> _Stated problem_: In this exercise, return the whole listing exactly, excluding any images.

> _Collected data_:
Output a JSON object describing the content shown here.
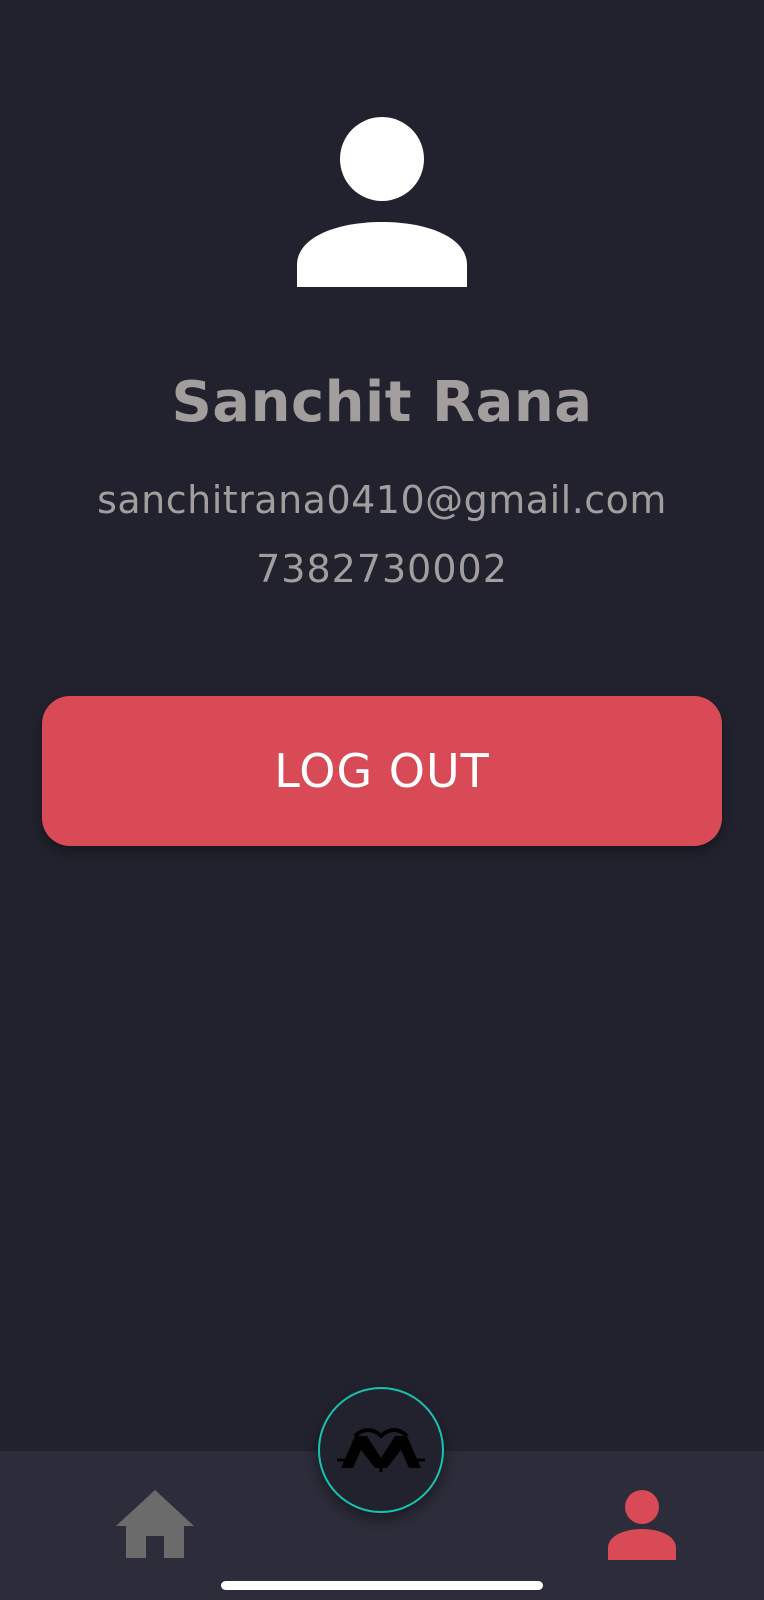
{
  "profile": {
    "avatar_icon": "user-icon",
    "name": "Sanchit Rana",
    "email": "sanchitrana0410@gmail.com",
    "phone": "7382730002"
  },
  "actions": {
    "logout_label": "LOG OUT"
  },
  "bottom_nav": {
    "items": [
      {
        "id": "home",
        "icon": "home-icon",
        "active": false
      },
      {
        "id": "center",
        "icon": "app-logo-icon",
        "active": false
      },
      {
        "id": "profile",
        "icon": "user-icon",
        "active": true
      }
    ]
  },
  "colors": {
    "background": "#22222e",
    "nav_background": "#2c2c3a",
    "accent": "#d84b56",
    "text_muted": "#a39e9e",
    "fab_ring": "#19c2b0",
    "inactive_icon": "#6b6b6b"
  }
}
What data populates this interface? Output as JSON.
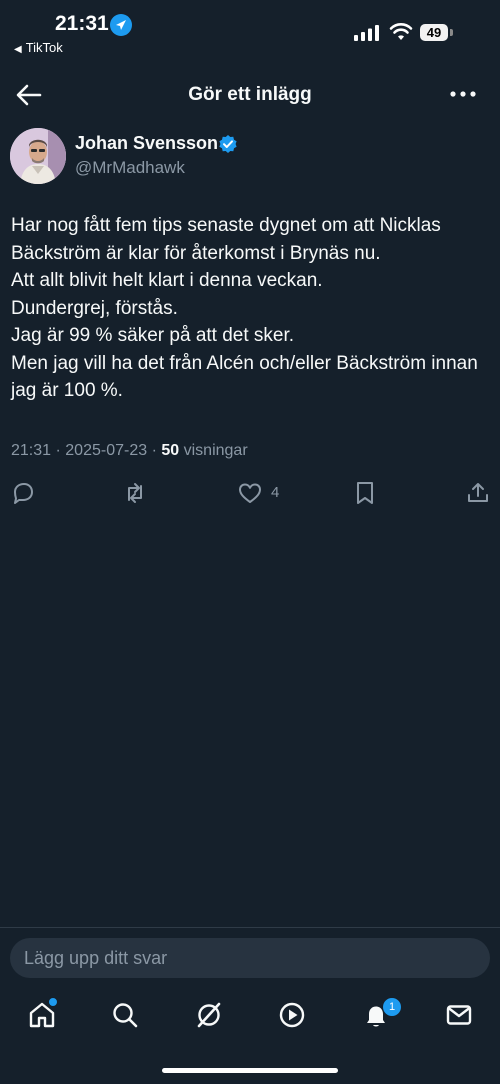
{
  "status_bar": {
    "time": "21:31",
    "back_app": "TikTok",
    "battery": "49"
  },
  "nav": {
    "title": "Gör ett inlägg"
  },
  "author": {
    "name": "Johan Svensson",
    "handle": "@MrMadhawk",
    "verified": true
  },
  "tweet": {
    "lines": [
      "Har nog fått fem tips senaste dygnet om att Nicklas Bäckström är klar för återkomst i Brynäs nu.",
      "Att allt blivit helt klart i denna veckan.",
      "Dundergrej, förstås.",
      "Jag är 99 % säker på att det sker.",
      "Men jag vill ha det från Alcén och/eller Bäckström innan jag är 100 %."
    ],
    "time": "21:31",
    "date": "2025-07-23",
    "views_count": "50",
    "views_label": "visningar"
  },
  "actions": {
    "like_count": "4"
  },
  "reply": {
    "placeholder": "Lägg upp ditt svar"
  },
  "tab_bar": {
    "notifications_badge": "1"
  },
  "colors": {
    "background": "#15202b",
    "accent": "#1d9bf0",
    "muted": "#8b98a5"
  }
}
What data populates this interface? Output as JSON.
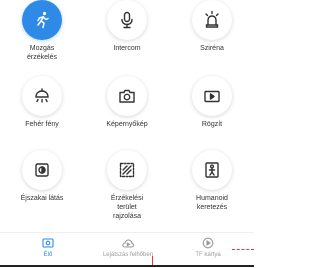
{
  "features": [
    {
      "label": "Mozgás\nérzékelés",
      "icon": "running-person-icon",
      "active": true
    },
    {
      "label": "Intercom",
      "icon": "microphone-icon",
      "active": false
    },
    {
      "label": "Sziréna",
      "icon": "siren-icon",
      "active": false
    },
    {
      "label": "Fehér fény",
      "icon": "white-light-icon",
      "active": false
    },
    {
      "label": "Képernyőkép",
      "icon": "camera-icon",
      "active": false
    },
    {
      "label": "Rögzít",
      "icon": "record-icon",
      "active": false
    },
    {
      "label": "Éjszakai látás",
      "icon": "night-vision-icon",
      "active": false
    },
    {
      "label": "Érzékelési\nterület\nrajzolása",
      "icon": "draw-area-icon",
      "active": false
    },
    {
      "label": "Humanoid\nkeretezés",
      "icon": "humanoid-frame-icon",
      "active": false
    }
  ],
  "tabs": [
    {
      "label": "Élő",
      "icon": "live-icon",
      "active": true
    },
    {
      "label": "Lejátszás felhőben",
      "icon": "cloud-playback-icon",
      "active": false
    },
    {
      "label": "TF kártya",
      "icon": "tf-card-icon",
      "active": false
    }
  ],
  "colors": {
    "accent": "#2e8ae6",
    "icon": "#333333",
    "muted": "#9a9a9a",
    "marker": "#e53935"
  }
}
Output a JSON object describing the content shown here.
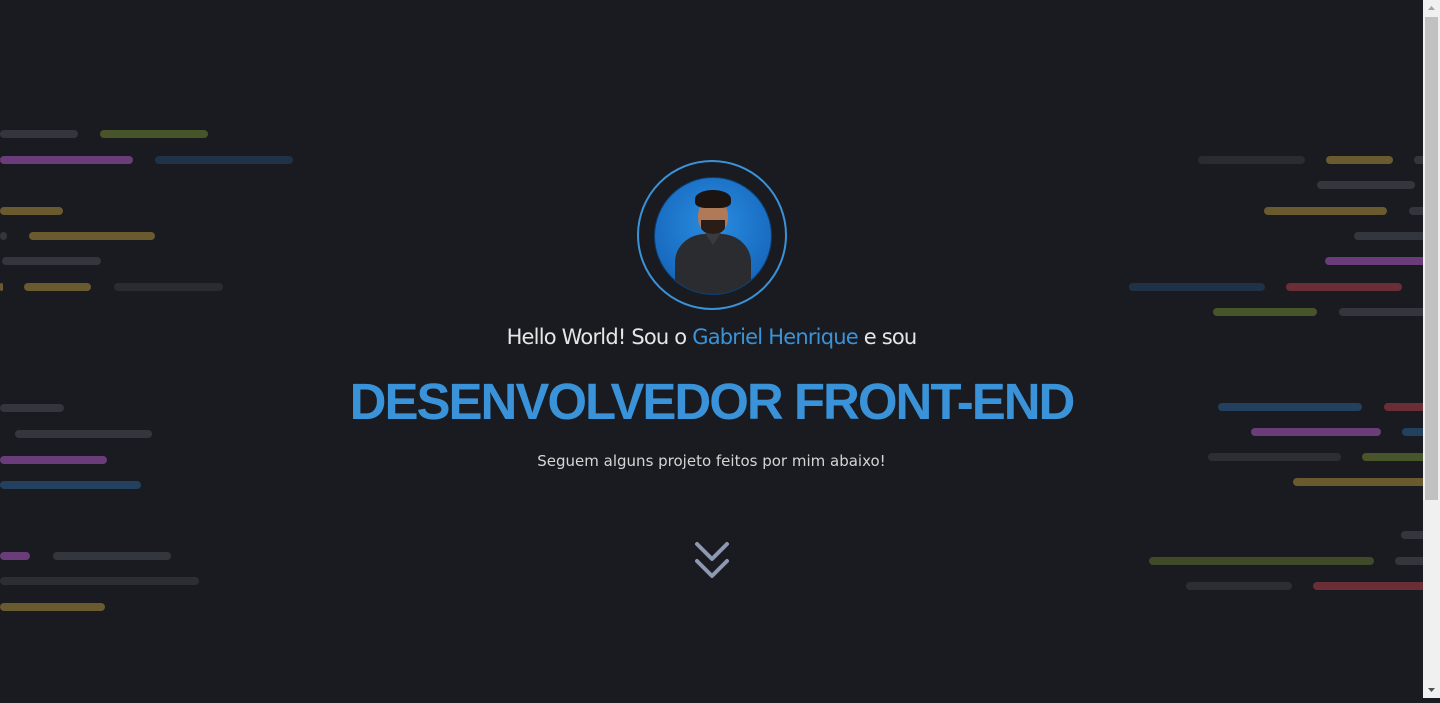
{
  "hero": {
    "greeting_prefix": "Hello World! Sou o ",
    "name": "Gabriel Henrique",
    "greeting_suffix": " e sou",
    "title": "DESENVOLVEDOR FRONT-END",
    "subtitle": "Seguem alguns projeto feitos por mim abaixo!",
    "scroll_icon": "double-chevron-down-icon"
  },
  "avatar": {
    "alt": "Gabriel Henrique"
  },
  "colors": {
    "background": "#1a1b20",
    "accent": "#3a93d8",
    "text": "#e6e6e6",
    "code_line_colors": [
      "#3a3d44",
      "#4d5a2e",
      "#6b3c7a",
      "#233a52",
      "#6b5a30",
      "#2c2e33",
      "#6b2e36"
    ]
  }
}
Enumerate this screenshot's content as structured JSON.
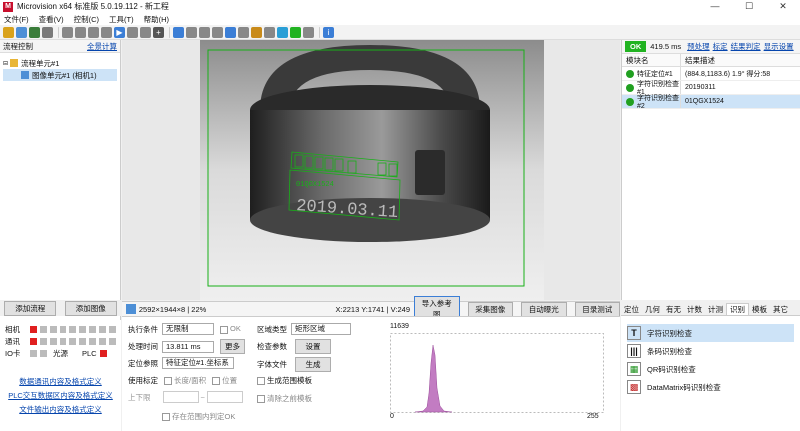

> _Written answer_:
Output a JSON object describing the content shown here.
{
  "profile": {
    "avatar_icon": "user-icon",
    "name": "Sanchit Rana",
    "email": "sanchitrana0410@gmail.com",
    "phone": "7382730002"
  },
  "actions": {
    "logout_label": "LOG OUT"
  },
  "bottom_nav": {
    "items": [
      {
        "id": "home",
        "icon": "home-icon",
        "active": false
      },
      {
        "id": "center",
        "icon": "app-logo-icon",
        "active": false
      },
      {
        "id": "profile",
        "icon": "user-icon",
        "active": true
      }
    ]
  },
  "colors": {
    "background": "#22222e",
    "nav_background": "#2c2c3a",
    "accent": "#d84b56",
    "text_muted": "#a39e9e",
    "fab_ring": "#19c2b0",
    "inactive_icon": "#6b6b6b"
  }
}
What data populates this interface? Output as JSON.
{
  "status_bar": {
    "time": "21:31",
    "back_app": "TikTok",
    "battery": "49"
  },
  "nav": {
    "title": "Gör ett inlägg"
  },
  "author": {
    "name": "Johan Svensson",
    "handle": "@MrMadhawk",
    "verified": true
  },
  "tweet": {
    "lines": [
      "Har nog fått fem tips senaste dygnet om att Nicklas Bäckström är klar för återkomst i Brynäs nu.",
      "Att allt blivit helt klart i denna veckan.",
      "Dundergrej, förstås.",
      "Jag är 99 % säker på att det sker.",
      "Men jag vill ha det från Alcén och/eller Bäckström innan jag är 100 %."
    ],
    "time": "21:31",
    "date": "2025-07-23",
    "views_count": "50",
    "views_label": "visningar"
  },
  "actions": {
    "like_count": "4"
  },
  "reply": {
    "placeholder": "Lägg upp ditt svar"
  },
  "tab_bar": {
    "notifications_badge": "1"
  },
  "colors": {
    "background": "#15202b",
    "accent": "#1d9bf0",
    "muted": "#8b98a5"
  }
}
What data populates this interface? Output as JSON.
{
  "features": [
    {
      "label": "Mozgás\nérzékelés",
      "icon": "running-person-icon",
      "active": true
    },
    {
      "label": "Intercom",
      "icon": "microphone-icon",
      "active": false
    },
    {
      "label": "Sziréna",
      "icon": "siren-icon",
      "active": false
    },
    {
      "label": "Fehér fény",
      "icon": "white-light-icon",
      "active": false
    },
    {
      "label": "Képernyőkép",
      "icon": "camera-icon",
      "active": false
    },
    {
      "label": "Rögzít",
      "icon": "record-icon",
      "active": false
    },
    {
      "label": "Éjszakai látás",
      "icon": "night-vision-icon",
      "active": false
    },
    {
      "label": "Érzékelési\nterület\nrajzolása",
      "icon": "draw-area-icon",
      "active": false
    },
    {
      "label": "Humanoid\nkeretezés",
      "icon": "humanoid-frame-icon",
      "active": false
    }
  ],
  "tabs": [
    {
      "label": "Élő",
      "icon": "live-icon",
      "active": true
    },
    {
      "label": "Lejátszás felhőben",
      "icon": "cloud-playback-icon",
      "active": false
    },
    {
      "label": "TF kártya",
      "icon": "tf-card-icon",
      "active": false
    }
  ],
  "colors": {
    "accent": "#2e8ae6",
    "icon": "#333333",
    "muted": "#9a9a9a",
    "marker": "#e53935"
  }
}
Output a JSON object describing the content shown here.
{
  "hero": {
    "greeting_prefix": "Hello World! Sou o ",
    "name": "Gabriel Henrique",
    "greeting_suffix": " e sou",
    "title": "DESENVOLVEDOR FRONT-END",
    "subtitle": "Seguem alguns projeto feitos por mim abaixo!",
    "scroll_icon": "double-chevron-down-icon"
  },
  "avatar": {
    "alt": "Gabriel Henrique"
  },
  "colors": {
    "background": "#1a1b20",
    "accent": "#3a93d8",
    "text": "#e6e6e6",
    "code_line_colors": [
      "#3a3d44",
      "#4d5a2e",
      "#6b3c7a",
      "#233a52",
      "#6b5a30",
      "#2c2e33",
      "#6b2e36"
    ]
  }
}
Enumerate this screenshot's content as structured JSON.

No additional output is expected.